Pick out the lines below with "numeracy" and list them.

----------

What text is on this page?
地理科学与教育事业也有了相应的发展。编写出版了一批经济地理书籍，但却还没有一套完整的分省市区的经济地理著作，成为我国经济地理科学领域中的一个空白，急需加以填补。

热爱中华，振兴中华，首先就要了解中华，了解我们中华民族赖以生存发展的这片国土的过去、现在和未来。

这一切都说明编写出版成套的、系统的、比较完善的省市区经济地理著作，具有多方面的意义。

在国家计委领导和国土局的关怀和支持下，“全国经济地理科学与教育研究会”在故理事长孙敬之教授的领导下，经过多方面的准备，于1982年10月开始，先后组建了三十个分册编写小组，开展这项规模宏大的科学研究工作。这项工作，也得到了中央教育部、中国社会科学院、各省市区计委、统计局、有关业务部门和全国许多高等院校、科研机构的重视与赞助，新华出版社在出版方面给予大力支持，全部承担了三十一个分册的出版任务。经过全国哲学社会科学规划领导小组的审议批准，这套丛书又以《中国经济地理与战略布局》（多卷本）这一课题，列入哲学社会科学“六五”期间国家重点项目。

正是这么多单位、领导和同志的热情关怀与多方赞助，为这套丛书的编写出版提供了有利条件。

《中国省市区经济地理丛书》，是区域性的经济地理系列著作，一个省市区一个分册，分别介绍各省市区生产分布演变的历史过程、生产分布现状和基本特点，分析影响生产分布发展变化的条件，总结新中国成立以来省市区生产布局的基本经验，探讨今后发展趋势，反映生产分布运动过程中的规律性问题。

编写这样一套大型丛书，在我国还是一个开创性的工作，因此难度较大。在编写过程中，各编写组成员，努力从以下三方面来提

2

----------

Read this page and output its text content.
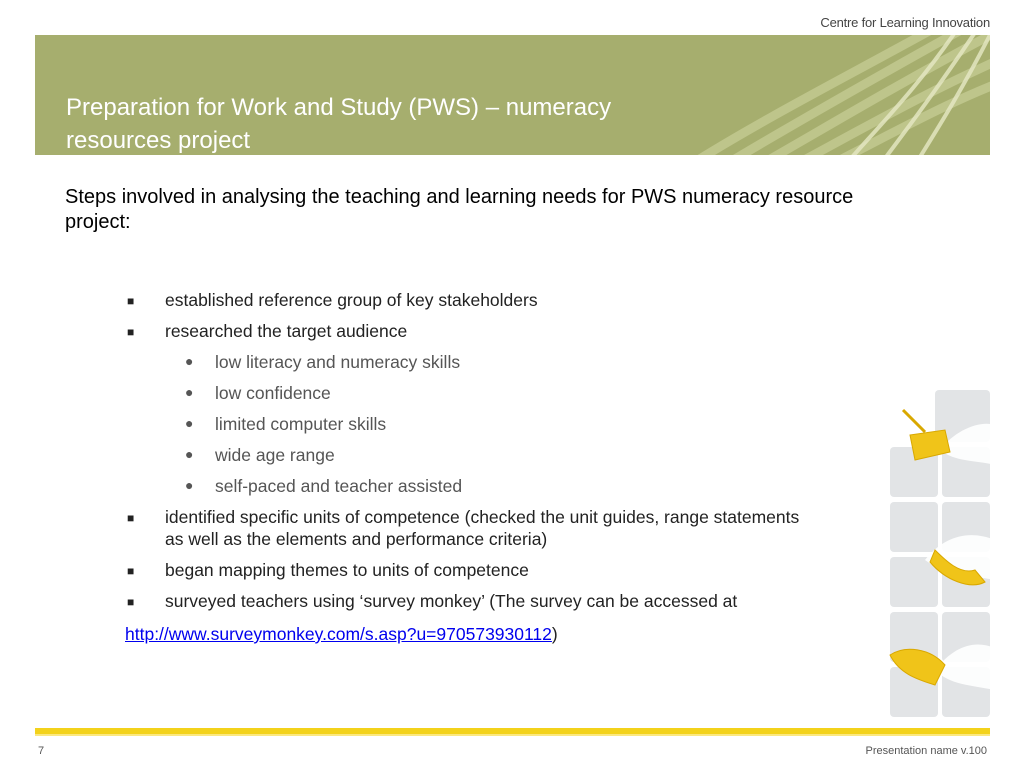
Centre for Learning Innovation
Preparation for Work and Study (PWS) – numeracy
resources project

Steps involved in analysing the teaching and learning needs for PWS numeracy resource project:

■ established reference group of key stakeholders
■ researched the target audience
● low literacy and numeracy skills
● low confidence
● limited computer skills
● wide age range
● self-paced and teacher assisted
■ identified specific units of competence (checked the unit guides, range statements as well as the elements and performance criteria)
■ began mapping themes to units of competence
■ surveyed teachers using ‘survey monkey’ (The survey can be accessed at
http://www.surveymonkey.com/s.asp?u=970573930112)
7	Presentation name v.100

----------

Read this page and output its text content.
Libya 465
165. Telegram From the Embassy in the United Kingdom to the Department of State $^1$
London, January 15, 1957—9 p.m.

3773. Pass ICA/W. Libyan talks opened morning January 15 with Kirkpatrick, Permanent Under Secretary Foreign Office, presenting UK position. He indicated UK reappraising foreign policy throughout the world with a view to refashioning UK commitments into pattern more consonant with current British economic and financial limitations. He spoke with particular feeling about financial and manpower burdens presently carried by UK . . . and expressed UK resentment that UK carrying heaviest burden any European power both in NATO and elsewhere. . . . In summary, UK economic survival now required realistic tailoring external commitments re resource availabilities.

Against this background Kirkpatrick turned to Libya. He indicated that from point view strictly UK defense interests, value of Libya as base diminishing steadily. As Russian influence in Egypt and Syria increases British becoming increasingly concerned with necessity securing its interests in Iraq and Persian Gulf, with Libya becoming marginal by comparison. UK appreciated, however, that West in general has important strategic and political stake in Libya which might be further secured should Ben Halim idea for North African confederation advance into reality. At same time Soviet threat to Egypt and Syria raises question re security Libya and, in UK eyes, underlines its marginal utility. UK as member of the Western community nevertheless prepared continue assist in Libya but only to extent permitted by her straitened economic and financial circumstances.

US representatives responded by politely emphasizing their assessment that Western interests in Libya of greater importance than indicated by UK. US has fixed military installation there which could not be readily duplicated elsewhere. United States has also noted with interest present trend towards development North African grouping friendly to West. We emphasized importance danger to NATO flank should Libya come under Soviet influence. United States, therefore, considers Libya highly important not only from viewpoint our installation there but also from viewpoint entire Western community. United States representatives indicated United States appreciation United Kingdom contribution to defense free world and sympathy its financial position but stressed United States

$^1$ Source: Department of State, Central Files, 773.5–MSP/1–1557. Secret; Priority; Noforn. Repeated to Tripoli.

----------

§ **SOLUTION TO THE EXERCISE**
Preparation for Work and Study (PWS) – numeracy
Steps involved in analysing the teaching and learning needs for PWS numeracy resource project:
● low literacy and numeracy skills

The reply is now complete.